• _Request_: Select, from the data, each line where "this" occurs.

• _Input material_:
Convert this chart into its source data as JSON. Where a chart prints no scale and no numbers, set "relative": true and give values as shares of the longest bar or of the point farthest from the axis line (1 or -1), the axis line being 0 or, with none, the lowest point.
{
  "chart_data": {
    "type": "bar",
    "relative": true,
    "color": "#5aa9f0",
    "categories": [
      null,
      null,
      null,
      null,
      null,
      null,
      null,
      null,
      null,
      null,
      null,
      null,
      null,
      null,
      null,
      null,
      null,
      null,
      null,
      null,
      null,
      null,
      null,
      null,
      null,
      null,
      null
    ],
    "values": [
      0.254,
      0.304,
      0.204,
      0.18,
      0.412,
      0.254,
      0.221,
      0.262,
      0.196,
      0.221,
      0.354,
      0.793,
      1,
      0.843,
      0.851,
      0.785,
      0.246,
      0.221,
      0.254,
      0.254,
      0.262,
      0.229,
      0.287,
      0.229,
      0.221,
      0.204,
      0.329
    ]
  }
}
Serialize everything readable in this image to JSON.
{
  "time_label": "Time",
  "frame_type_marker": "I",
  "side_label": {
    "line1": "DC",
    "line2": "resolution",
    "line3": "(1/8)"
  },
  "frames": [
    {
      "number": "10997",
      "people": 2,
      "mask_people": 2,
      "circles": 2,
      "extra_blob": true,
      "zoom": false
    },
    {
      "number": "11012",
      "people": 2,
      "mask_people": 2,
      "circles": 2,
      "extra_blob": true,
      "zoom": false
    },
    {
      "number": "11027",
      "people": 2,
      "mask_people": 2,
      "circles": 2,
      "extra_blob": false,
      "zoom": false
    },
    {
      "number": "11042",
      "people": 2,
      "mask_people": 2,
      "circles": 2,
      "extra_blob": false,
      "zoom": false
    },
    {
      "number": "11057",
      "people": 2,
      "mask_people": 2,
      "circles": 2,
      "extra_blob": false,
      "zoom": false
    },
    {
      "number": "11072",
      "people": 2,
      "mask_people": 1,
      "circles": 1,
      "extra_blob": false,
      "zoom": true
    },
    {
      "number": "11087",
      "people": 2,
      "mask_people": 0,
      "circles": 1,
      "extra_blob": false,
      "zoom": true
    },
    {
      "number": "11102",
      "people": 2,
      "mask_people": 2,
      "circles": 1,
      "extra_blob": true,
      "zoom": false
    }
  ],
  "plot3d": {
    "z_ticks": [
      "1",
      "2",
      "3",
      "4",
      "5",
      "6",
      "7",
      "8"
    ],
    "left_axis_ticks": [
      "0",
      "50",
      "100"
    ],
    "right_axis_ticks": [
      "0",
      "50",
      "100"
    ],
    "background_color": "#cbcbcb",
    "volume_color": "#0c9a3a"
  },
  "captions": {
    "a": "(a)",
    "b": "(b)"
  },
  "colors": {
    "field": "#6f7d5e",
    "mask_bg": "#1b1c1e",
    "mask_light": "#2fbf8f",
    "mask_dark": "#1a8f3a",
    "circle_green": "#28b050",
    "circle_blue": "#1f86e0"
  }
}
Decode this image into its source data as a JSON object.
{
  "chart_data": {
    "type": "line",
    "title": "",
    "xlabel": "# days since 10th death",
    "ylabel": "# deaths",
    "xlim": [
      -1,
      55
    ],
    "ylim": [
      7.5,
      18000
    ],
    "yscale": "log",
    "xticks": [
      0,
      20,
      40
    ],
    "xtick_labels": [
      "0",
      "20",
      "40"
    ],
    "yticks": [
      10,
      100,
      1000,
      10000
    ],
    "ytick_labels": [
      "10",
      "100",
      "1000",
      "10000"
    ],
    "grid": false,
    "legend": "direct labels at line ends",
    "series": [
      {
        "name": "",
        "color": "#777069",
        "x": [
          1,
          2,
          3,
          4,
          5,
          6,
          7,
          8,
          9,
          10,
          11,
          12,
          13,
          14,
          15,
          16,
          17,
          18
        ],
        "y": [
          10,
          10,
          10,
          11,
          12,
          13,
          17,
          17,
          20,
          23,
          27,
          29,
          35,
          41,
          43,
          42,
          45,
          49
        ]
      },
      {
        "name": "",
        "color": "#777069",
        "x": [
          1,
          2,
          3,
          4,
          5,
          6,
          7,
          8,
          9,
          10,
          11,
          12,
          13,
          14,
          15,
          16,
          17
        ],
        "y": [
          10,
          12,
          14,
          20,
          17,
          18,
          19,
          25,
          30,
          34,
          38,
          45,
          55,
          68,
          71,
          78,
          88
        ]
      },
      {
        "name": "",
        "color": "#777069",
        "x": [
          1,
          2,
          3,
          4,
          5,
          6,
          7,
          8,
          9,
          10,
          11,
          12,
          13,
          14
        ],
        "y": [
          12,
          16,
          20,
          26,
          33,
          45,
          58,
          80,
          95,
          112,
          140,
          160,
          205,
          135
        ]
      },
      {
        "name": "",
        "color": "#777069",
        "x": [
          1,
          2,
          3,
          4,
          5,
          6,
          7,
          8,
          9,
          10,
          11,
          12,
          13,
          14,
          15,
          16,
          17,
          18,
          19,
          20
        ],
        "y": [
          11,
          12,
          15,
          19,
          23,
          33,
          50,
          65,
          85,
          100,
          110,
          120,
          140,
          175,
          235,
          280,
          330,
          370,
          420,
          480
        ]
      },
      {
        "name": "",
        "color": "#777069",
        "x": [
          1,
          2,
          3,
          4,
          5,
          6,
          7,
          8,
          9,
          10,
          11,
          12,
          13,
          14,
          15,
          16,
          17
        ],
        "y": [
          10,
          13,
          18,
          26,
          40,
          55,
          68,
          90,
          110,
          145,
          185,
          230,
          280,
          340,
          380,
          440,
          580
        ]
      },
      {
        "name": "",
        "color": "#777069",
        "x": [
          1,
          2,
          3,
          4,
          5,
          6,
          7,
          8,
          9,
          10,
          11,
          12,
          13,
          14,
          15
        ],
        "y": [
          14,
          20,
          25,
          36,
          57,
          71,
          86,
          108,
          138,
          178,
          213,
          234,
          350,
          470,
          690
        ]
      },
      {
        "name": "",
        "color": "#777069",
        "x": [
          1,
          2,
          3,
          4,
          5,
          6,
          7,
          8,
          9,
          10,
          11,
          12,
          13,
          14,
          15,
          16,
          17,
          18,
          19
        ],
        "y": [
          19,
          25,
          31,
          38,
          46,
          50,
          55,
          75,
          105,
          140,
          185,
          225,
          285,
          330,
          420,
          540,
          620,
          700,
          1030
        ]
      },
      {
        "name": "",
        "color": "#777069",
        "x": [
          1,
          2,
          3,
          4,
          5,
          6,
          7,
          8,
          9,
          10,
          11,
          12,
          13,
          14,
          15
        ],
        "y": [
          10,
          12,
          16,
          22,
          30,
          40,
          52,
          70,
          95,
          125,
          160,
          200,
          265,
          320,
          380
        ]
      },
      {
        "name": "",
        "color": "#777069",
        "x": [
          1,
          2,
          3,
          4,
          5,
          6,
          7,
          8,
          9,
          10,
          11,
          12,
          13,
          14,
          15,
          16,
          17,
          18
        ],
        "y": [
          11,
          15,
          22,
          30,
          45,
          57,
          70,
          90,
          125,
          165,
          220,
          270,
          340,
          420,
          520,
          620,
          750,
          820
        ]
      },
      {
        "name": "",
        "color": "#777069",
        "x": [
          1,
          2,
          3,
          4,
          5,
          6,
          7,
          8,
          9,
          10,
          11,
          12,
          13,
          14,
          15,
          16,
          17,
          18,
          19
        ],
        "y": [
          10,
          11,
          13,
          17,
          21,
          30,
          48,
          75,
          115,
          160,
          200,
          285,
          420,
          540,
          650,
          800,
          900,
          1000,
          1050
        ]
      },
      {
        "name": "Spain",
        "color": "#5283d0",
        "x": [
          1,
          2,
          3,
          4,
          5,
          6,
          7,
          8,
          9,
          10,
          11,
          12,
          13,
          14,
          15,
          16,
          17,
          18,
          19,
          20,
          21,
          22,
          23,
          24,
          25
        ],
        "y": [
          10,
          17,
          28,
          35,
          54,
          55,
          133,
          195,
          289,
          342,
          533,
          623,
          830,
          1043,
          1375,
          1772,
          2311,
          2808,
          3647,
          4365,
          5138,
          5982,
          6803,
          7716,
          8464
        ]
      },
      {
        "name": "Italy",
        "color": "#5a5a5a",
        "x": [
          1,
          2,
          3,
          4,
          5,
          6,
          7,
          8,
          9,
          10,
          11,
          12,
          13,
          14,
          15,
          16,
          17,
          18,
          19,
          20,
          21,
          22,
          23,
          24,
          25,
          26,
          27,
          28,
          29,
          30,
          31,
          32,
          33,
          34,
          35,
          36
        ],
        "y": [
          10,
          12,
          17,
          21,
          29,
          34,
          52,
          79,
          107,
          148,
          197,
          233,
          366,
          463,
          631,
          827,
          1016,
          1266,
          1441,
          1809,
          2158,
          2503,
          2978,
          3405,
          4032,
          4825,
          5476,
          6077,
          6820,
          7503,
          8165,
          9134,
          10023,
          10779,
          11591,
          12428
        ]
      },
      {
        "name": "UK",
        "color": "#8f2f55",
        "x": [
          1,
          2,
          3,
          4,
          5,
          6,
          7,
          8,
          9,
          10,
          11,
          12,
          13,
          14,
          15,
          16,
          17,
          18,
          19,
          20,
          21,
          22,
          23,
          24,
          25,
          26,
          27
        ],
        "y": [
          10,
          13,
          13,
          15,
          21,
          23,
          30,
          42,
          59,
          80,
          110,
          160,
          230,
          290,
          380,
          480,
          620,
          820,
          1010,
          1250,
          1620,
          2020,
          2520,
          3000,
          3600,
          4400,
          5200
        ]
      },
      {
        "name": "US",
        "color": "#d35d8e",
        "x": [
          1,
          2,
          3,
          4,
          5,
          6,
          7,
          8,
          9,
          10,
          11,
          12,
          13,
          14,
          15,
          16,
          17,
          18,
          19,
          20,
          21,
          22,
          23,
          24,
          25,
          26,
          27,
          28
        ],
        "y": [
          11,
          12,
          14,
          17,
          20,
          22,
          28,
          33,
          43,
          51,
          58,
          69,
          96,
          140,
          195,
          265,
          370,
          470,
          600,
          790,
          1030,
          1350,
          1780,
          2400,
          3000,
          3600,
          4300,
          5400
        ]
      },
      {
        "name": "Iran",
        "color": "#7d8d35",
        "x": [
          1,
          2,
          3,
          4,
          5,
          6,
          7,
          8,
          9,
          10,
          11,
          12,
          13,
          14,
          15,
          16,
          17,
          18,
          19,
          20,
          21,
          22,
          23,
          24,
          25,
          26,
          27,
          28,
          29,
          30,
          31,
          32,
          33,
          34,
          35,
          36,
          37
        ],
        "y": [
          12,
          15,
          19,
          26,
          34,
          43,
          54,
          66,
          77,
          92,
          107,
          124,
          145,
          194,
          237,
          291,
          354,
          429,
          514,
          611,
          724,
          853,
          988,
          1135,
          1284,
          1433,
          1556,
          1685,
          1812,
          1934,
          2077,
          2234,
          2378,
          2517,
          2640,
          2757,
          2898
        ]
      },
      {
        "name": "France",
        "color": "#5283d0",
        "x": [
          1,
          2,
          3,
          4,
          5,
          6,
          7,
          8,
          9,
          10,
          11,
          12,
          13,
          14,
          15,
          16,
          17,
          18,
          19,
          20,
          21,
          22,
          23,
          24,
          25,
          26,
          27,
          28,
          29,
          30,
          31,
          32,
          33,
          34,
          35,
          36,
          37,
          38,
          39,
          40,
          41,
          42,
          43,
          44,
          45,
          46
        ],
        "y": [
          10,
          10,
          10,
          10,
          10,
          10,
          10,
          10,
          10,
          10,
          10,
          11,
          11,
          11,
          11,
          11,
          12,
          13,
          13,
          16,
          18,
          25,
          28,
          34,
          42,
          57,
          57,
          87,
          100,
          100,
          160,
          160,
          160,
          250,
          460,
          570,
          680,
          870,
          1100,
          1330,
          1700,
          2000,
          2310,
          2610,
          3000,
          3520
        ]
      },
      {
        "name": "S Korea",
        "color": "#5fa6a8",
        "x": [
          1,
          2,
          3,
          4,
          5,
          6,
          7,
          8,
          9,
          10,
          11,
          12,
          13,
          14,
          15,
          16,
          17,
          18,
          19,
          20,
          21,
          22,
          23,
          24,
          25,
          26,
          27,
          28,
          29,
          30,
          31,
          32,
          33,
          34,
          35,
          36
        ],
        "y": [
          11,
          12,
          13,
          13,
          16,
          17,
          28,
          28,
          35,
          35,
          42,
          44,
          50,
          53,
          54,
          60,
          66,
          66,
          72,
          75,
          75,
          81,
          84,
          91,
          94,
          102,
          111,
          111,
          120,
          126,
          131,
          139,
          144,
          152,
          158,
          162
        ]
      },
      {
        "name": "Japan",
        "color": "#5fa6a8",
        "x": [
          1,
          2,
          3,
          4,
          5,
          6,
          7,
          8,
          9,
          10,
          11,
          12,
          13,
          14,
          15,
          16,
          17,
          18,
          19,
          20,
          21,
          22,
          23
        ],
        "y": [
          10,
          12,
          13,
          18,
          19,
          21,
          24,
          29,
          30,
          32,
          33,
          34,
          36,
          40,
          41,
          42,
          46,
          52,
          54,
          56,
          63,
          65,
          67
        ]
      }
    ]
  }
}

• _Expected answer_:
Convert this chart into its source data as JSON. Where a chart prints no scale and no numbers, set "relative": true and give values as shares of the longest bar or of the point farthest from the axis line (1 or -1), the axis line being 0 or, with none, the lowest point.
Serialize everything readable in this image to JSON.
Decode this image into its source data as a JSON object.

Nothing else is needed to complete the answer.